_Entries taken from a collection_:
┄┄┄┄┄┄
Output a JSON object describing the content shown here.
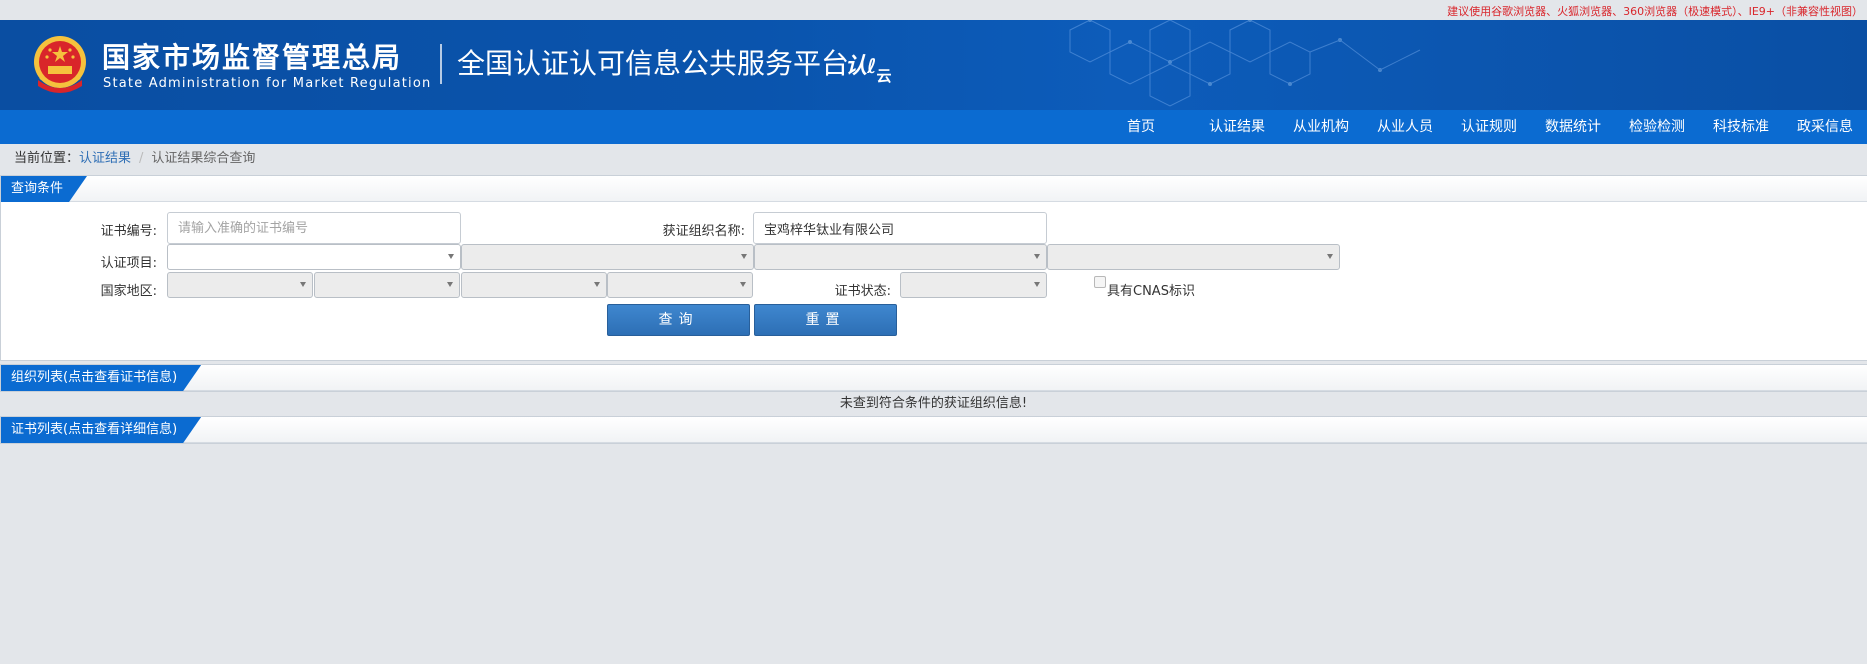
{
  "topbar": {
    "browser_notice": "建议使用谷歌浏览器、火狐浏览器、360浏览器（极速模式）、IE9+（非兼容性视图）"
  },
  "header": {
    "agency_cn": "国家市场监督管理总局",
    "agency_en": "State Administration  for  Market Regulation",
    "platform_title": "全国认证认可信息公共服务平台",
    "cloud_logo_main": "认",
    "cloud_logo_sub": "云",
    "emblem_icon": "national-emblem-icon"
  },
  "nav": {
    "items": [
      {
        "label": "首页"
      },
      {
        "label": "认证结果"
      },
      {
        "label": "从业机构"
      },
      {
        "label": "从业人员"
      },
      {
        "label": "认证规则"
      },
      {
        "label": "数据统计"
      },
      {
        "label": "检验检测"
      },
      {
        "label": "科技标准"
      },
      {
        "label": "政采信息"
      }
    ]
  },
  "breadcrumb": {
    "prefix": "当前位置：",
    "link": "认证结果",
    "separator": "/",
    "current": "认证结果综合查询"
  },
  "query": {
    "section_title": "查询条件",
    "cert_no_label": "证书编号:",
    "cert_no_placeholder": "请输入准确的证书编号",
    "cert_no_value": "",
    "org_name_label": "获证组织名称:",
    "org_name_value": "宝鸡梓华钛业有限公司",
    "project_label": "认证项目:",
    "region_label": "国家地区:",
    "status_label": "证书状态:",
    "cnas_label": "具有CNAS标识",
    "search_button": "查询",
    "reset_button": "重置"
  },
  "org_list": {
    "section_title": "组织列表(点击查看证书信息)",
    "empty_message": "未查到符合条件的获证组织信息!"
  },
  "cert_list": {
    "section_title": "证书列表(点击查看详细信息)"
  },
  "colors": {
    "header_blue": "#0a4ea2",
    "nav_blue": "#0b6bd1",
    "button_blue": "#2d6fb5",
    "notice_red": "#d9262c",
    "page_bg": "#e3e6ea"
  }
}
┄┄┄┄┄┄
_WRITTEN REQUEST_: Retype every entry verbatim and exclude the pictures from the copy.

_RESULT OF THE EXERCISE_:
Output a JSON object describing the content shown here.
{
  "topbar": {
    "browser_notice": "建议使用谷歌浏览器、火狐浏览器、360浏览器（极速模式）、IE9+（非兼容性视图）"
  },
  "header": {
    "agency_cn": "国家市场监督管理总局",
    "agency_en": "State Administration  for  Market Regulation",
    "platform_title": "全国认证认可信息公共服务平台",
    "cloud_logo_main": "认",
    "cloud_logo_sub": "云",
    "emblem_icon": "national-emblem-icon"
  },
  "nav": {
    "items": [
      {
        "label": "首页"
      },
      {
        "label": "认证结果"
      },
      {
        "label": "从业机构"
      },
      {
        "label": "从业人员"
      },
      {
        "label": "认证规则"
      },
      {
        "label": "数据统计"
      },
      {
        "label": "检验检测"
      },
      {
        "label": "科技标准"
      },
      {
        "label": "政采信息"
      }
    ]
  },
  "breadcrumb": {
    "prefix": "当前位置：",
    "link": "认证结果",
    "separator": "/",
    "current": "认证结果综合查询"
  },
  "query": {
    "section_title": "查询条件",
    "cert_no_label": "证书编号:",
    "cert_no_placeholder": "请输入准确的证书编号",
    "cert_no_value": "",
    "org_name_label": "获证组织名称:",
    "org_name_value": "宝鸡梓华钛业有限公司",
    "project_label": "认证项目:",
    "region_label": "国家地区:",
    "status_label": "证书状态:",
    "cnas_label": "具有CNAS标识",
    "search_button": "查询",
    "reset_button": "重置"
  },
  "org_list": {
    "section_title": "组织列表(点击查看证书信息)",
    "empty_message": "未查到符合条件的获证组织信息!"
  },
  "cert_list": {
    "section_title": "证书列表(点击查看详细信息)"
  },
  "colors": {
    "header_blue": "#0a4ea2",
    "nav_blue": "#0b6bd1",
    "button_blue": "#2d6fb5",
    "notice_red": "#d9262c",
    "page_bg": "#e3e6ea"
  }
}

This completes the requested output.